Filter the records below for the word "this". Copy each line that holds it.
--- start of GIVEN INFORMATION ---
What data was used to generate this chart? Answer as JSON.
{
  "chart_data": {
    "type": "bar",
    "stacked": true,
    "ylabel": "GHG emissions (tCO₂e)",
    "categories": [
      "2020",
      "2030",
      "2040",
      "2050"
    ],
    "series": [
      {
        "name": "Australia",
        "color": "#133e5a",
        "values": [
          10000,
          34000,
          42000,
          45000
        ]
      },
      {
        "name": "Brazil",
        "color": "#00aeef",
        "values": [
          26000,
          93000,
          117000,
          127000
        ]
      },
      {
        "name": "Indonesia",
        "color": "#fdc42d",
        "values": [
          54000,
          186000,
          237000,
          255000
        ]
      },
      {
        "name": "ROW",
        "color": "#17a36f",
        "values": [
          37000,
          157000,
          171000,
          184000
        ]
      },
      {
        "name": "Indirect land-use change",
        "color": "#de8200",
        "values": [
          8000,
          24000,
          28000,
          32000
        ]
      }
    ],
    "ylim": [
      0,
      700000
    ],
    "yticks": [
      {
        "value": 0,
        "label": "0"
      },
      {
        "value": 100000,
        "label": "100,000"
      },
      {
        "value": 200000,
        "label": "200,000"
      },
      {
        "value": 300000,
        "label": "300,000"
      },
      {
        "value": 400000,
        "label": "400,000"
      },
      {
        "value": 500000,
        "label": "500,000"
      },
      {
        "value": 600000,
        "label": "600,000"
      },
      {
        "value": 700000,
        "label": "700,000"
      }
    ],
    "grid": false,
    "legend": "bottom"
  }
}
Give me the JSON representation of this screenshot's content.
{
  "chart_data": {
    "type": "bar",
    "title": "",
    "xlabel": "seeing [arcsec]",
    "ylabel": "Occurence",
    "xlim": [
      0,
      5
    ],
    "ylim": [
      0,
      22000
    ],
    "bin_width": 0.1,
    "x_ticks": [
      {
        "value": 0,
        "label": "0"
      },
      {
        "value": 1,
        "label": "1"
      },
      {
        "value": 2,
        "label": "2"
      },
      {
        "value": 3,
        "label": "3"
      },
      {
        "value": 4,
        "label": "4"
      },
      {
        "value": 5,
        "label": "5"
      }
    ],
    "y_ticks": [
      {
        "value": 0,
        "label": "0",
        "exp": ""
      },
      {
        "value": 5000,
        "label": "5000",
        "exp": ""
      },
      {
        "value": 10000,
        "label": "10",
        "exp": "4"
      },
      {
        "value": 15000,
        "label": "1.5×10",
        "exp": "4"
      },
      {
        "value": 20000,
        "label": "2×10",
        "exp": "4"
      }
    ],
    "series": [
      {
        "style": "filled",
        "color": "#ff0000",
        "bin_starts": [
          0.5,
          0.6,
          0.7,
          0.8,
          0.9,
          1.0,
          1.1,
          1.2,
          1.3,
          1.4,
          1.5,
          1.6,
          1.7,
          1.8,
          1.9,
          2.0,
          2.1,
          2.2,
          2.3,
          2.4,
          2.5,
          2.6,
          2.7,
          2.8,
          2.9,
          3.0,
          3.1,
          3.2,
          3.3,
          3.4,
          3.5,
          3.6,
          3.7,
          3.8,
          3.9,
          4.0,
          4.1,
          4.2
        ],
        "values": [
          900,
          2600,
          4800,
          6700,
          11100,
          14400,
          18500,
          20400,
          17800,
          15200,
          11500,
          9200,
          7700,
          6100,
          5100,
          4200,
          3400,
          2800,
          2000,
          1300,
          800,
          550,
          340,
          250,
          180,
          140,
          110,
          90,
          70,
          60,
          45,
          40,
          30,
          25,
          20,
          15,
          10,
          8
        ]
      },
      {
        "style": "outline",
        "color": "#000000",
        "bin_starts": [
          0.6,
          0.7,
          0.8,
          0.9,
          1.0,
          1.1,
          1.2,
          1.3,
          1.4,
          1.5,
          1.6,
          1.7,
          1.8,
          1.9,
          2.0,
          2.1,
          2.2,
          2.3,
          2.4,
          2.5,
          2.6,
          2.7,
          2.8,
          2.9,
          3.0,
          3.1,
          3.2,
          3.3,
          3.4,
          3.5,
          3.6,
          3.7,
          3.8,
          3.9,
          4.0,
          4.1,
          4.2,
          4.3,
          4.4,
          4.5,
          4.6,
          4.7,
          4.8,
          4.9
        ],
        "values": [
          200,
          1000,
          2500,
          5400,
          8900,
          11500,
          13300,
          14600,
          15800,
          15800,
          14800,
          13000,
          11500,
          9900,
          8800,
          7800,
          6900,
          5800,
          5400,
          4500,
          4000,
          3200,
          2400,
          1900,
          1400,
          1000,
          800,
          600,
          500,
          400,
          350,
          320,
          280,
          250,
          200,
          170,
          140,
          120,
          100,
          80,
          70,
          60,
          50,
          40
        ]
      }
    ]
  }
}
--- end of GIVEN INFORMATION ---
◆ RESULT
What data was used to generate this chart? Answer as JSON.
Give me the JSON representation of this screenshot's content.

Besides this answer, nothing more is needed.